### Aim of the task
Return the material word for word. Do not include pictures.

BEGIN Given records

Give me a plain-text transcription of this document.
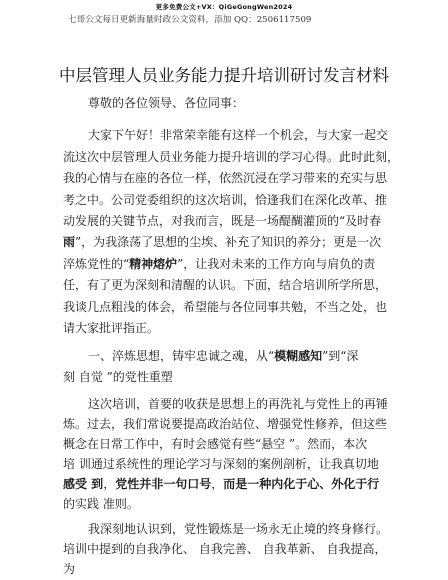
更多免费公文+VX：QiGeGongWen2024
七哥公文每日更新海量时政公文资料，添加 QQ：2506117509
中层管理人员业务能力提升培训研讨发言材料
尊敬的各位领导、各位同事：
大家下午好！非常荣幸能有这样一个机会，与大家一起交
流这次中层管理人员业务能力提升培训的学习心得。此时此刻，
我的心情与在座的各位一样，依然沉浸在学习带来的充实与思
考之中。公司党委组织的这次培训，恰逢我们在深化改革、推
动发展的关键节点，对我而言，既是一场醍醐灌顶的“及时春
雨”，为我涤荡了思想的尘埃、补充了知识的养分；更是一次
淬炼党性的“精神熔炉”，让我对未来的工作方向与肩负的责
任，有了更为深刻和清醒的认识。下面，结合培训所学所思，
我谈几点粗浅的体会，希望能与各位同事共勉，不当之处，也
请大家批评指正。
一、淬炼思想，铸牢忠诚之魂，从“模糊感知”到“深
刻 自觉 ”的党性重塑
这次培训，首要的收获是思想上的再洗礼与党性上的再锤
炼。过去，我们常说要提高政治站位、增强党性修养，但这些
概念在日常工作中，有时会感觉有些“悬空 ”。然而，本次
培 训通过系统性的理论学习与深刻的案例剖析，让我真切地
感受 到，党性并非一句口号，而是一种内化于心、外化于行
的实践 准则。
我深刻地认识到，党性锻炼是一场永无止境的终身修行。
培训中提到的自我净化、 自我完善、 自我革新、 自我提高，
为
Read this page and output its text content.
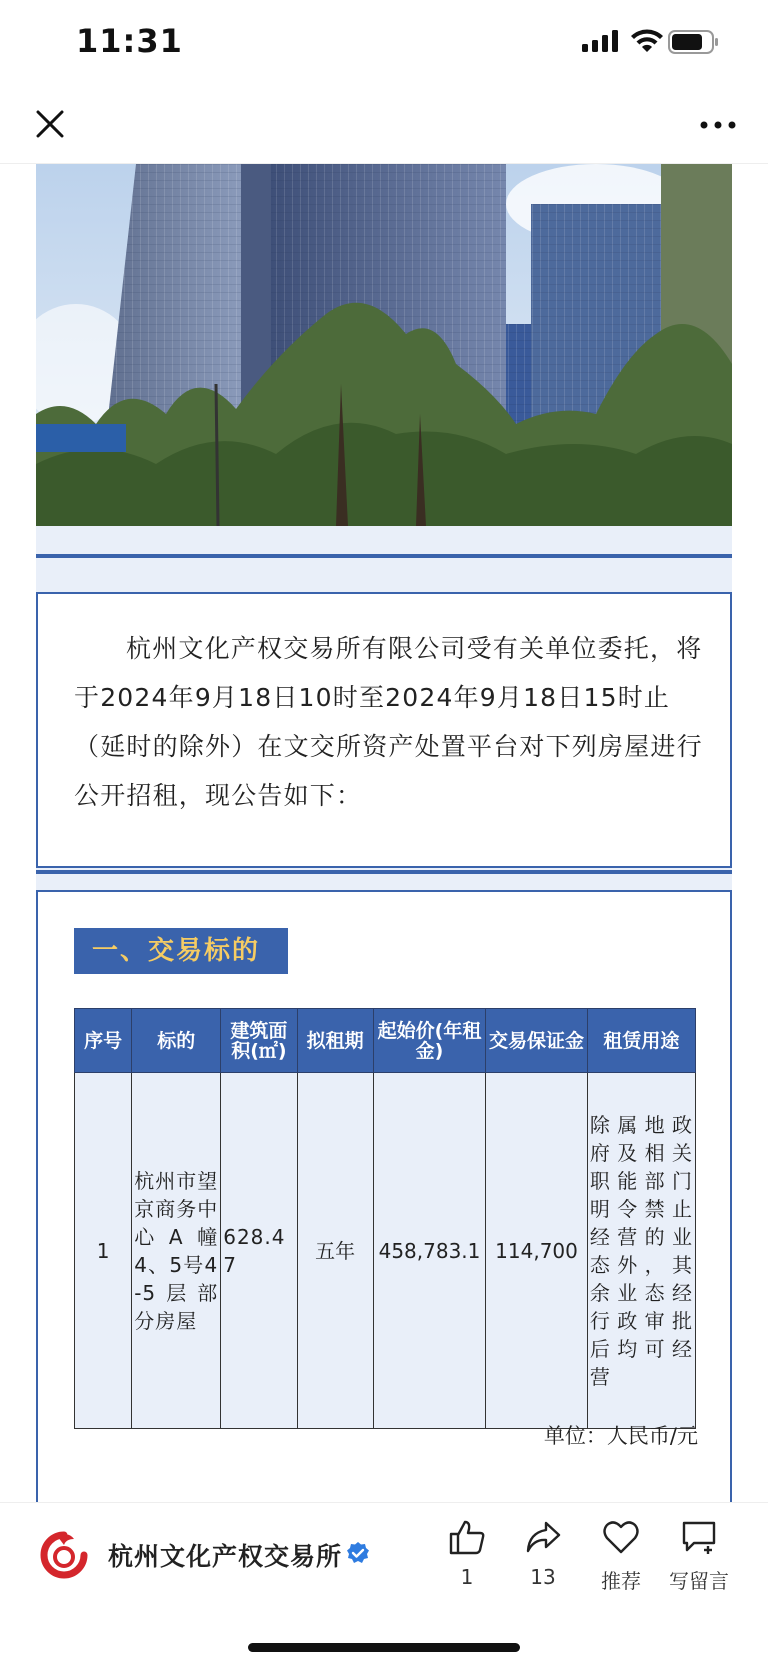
11:31

杭州文化产权交易所有限公司受有关单位委托，将于2024年9月18日10时至2024年9月18日15时止（延时的除外）在文交所资产处置平台对下列房屋进行公开招租，现公告如下：

一、交易标的
序号	标的	建筑面积(㎡)	拟租期	起始价(年租金)	交易保证金	租赁用途
1	杭州市望京商务中心A幢4、5号4-5层部分房屋	628.47	五年	458,783.1	114,700	除属地政府及相关职能部门明令禁止经营的业态外，其余业态经行政审批后均可经营
单位：人民币/元
杭州文化产权交易所
1	13	推荐	写留言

END Given records

### Answer below
Give me a plain-text transcription of this document.
更多免费公文+VX：QiGeGongWen2024
七哥公文每日更新海量时政公文资料，添加 QQ：2506117509
中层管理人员业务能力提升培训研讨发言材料
尊敬的各位领导、各位同事：
大家下午好！非常荣幸能有这样一个机会，与大家一起交
流这次中层管理人员业务能力提升培训的学习心得。此时此刻，
我的心情与在座的各位一样，依然沉浸在学习带来的充实与思
考之中。公司党委组织的这次培训，恰逢我们在深化改革、推
动发展的关键节点，对我而言，既是一场醍醐灌顶的“及时春
雨”，为我涤荡了思想的尘埃、补充了知识的养分；更是一次
淬炼党性的“精神熔炉”，让我对未来的工作方向与肩负的责
任，有了更为深刻和清醒的认识。下面，结合培训所学所思，
我谈几点粗浅的体会，希望能与各位同事共勉，不当之处，也
请大家批评指正。
一、淬炼思想，铸牢忠诚之魂，从“模糊感知”到“深
刻 自觉 ”的党性重塑
这次培训，首要的收获是思想上的再洗礼与党性上的再锤
炼。过去，我们常说要提高政治站位、增强党性修养，但这些
概念在日常工作中，有时会感觉有些“悬空 ”。然而，本次
培 训通过系统性的理论学习与深刻的案例剖析，让我真切地
感受 到，党性并非一句口号，而是一种内化于心、外化于行
的实践 准则。
我深刻地认识到，党性锻炼是一场永无止境的终身修行。
培训中提到的自我净化、 自我完善、 自我革新、 自我提高，
为
Read this page and output its text content.
11:31

杭州文化产权交易所有限公司受有关单位委托，将于2024年9月18日10时至2024年9月18日15时止（延时的除外）在文交所资产处置平台对下列房屋进行公开招租，现公告如下：

一、交易标的
序号	标的	建筑面积(㎡)	拟租期	起始价(年租金)	交易保证金	租赁用途
1	杭州市望京商务中心A幢4、5号4-5层部分房屋	628.47	五年	458,783.1	114,700	除属地政府及相关职能部门明令禁止经营的业态外，其余业态经行政审批后均可经营
单位：人民币/元
杭州文化产权交易所
1	13	推荐	写留言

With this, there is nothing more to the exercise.